#### Given request
Determine how many lines carry the word "text". Output that number only.

>> BEGIN

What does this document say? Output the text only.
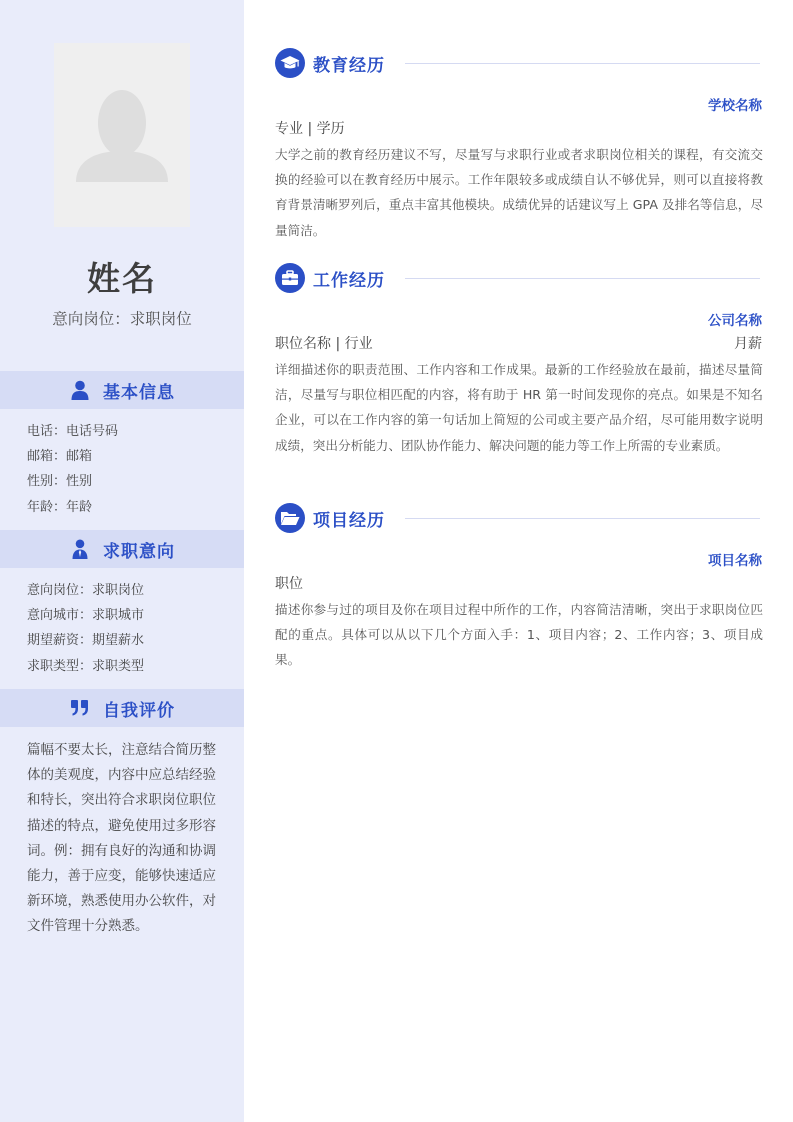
姓名
意向岗位：求职岗位
基本信息
电话：电话号码
邮箱：邮箱
性别：性别
年龄：年龄
求职意向
意向岗位：求职岗位
意向城市：求职城市
期望薪资：期望薪水
求职类型：求职类型
自我评价
篇幅不要太长，注意结合简历整体的美观度，内容中应总结经验和特长，突出符合求职岗位职位描述的特点，避免使用过多形容词。例：拥有良好的沟通和协调能力，善于应变，能够快速适应新环境，熟悉使用办公软件，对文件管理十分熟悉。
教育经历
学校名称
专业 | 学历
大学之前的教育经历建议不写，尽量写与求职行业或者求职岗位相关的课程，有交流交换的经验可以在教育经历中展示。工作年限较多或成绩自认不够优异，则可以直接将教育背景清晰罗列后，重点丰富其他模块。成绩优异的话建议写上 GPA 及排名等信息，尽量简洁。
工作经历
公司名称
职位名称 | 行业	月薪
详细描述你的职责范围、工作内容和工作成果。最新的工作经验放在最前，描述尽量简洁，尽量写与职位相匹配的内容，将有助于 HR 第一时间发现你的亮点。如果是不知名企业，可以在工作内容的第一句话加上简短的公司或主要产品介绍，尽可能用数字说明成绩，突出分析能力、团队协作能力、解决问题的能力等工作上所需的专业素质。
项目经历
项目名称
职位
描述你参与过的项目及你在项目过程中所作的工作，内容简洁清晰，突出于求职岗位匹配的重点。具体可以从以下几个方面入手：1、项目内容；2、工作内容；3、项目成果。
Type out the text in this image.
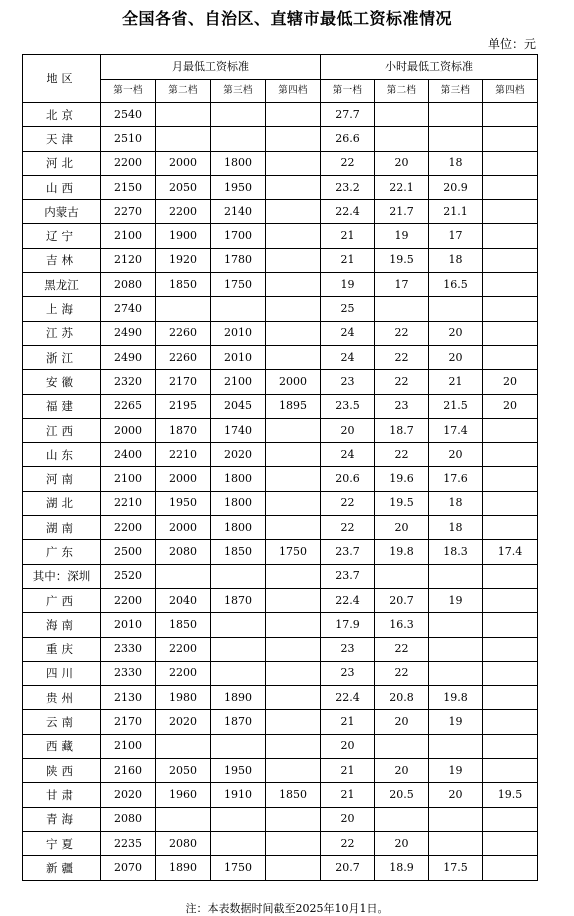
全国各省、自治区、直辖市最低工资标准情况
单位：元
地区	月最低工资标准				小时最低工资标准			
	第一档	第二档	第三档	第四档	第一档	第二档	第三档	第四档
北京	2540				27.7			
天津	2510				26.6			
河北	2200	2000	1800		22	20	18	
山西	2150	2050	1950		23.2	22.1	20.9	
内蒙古	2270	2200	2140		22.4	21.7	21.1	
辽宁	2100	1900	1700		21	19	17	
吉林	2120	1920	1780		21	19.5	18	
黑龙江	2080	1850	1750		19	17	16.5	
上海	2740				25			
江苏	2490	2260	2010		24	22	20	
浙江	2490	2260	2010		24	22	20	
安徽	2320	2170	2100	2000	23	22	21	20
福建	2265	2195	2045	1895	23.5	23	21.5	20
江西	2000	1870	1740		20	18.7	17.4	
山东	2400	2210	2020		24	22	20	
河南	2100	2000	1800		20.6	19.6	17.6	
湖北	2210	1950	1800		22	19.5	18	
湖南	2200	2000	1800		22	20	18	
广东	2500	2080	1850	1750	23.7	19.8	18.3	17.4
其中：深圳	2520				23.7			
广西	2200	2040	1870		22.4	20.7	19	
海南	2010	1850			17.9	16.3		
重庆	2330	2200			23	22		
四川	2330	2200			23	22		
贵州	2130	1980	1890		22.4	20.8	19.8	
云南	2170	2020	1870		21	20	19	
西藏	2100				20			
陕西	2160	2050	1950		21	20	19	
甘肃	2020	1960	1910	1850	21	20.5	20	19.5
青海	2080				20			
宁夏	2235	2080			22	20		
新疆	2070	1890	1750		20.7	18.9	17.5	
注：本表数据时间截至2025年10月1日。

>> END

#### Solution to this task
2